Collection entries
>> start

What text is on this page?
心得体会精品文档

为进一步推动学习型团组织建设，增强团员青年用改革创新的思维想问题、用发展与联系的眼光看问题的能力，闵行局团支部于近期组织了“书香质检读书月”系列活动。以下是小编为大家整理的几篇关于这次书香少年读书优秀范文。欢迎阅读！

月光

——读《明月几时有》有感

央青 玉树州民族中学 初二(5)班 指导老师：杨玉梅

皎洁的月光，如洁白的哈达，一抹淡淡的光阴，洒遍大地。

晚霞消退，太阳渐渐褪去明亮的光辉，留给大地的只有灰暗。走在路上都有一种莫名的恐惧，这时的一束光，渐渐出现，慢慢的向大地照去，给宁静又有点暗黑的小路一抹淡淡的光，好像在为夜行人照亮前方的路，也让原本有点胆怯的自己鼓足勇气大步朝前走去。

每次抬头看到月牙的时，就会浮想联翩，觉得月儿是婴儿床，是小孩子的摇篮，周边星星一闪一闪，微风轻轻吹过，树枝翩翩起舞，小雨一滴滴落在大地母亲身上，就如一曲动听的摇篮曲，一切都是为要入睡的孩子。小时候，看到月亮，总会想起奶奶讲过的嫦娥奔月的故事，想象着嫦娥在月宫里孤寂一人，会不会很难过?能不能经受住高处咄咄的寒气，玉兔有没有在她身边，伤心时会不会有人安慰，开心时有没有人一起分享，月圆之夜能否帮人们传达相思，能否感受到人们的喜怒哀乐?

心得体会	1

>> end
>> start

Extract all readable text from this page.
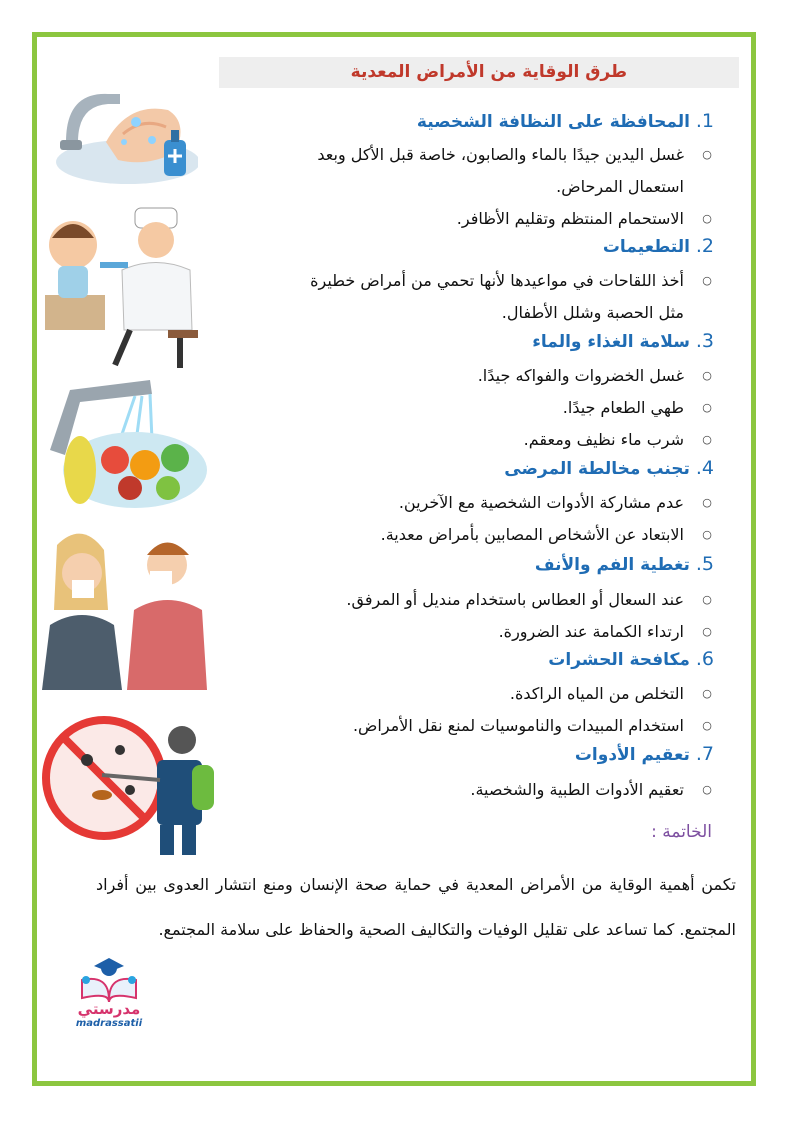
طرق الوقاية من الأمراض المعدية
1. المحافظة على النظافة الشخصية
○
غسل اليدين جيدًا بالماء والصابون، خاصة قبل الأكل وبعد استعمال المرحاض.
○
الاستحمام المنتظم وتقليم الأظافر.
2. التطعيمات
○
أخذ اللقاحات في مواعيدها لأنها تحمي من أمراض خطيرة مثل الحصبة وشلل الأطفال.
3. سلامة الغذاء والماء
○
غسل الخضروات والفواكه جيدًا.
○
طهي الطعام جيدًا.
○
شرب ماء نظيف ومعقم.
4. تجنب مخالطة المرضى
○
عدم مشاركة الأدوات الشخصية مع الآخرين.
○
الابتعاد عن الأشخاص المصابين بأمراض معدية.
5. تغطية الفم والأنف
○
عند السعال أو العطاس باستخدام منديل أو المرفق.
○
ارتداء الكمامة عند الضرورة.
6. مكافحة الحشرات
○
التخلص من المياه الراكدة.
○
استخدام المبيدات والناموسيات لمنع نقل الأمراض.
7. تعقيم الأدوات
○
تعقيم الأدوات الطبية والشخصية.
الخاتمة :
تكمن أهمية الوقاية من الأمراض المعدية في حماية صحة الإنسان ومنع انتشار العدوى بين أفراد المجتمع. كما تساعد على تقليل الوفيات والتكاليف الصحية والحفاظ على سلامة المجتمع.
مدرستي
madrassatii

>> end

EXERCISE REQUIREMENTS:
Of all the lines above, how many contain the word "تعقيم"? Give the number and nothing else.

TASK OUTPUT:
2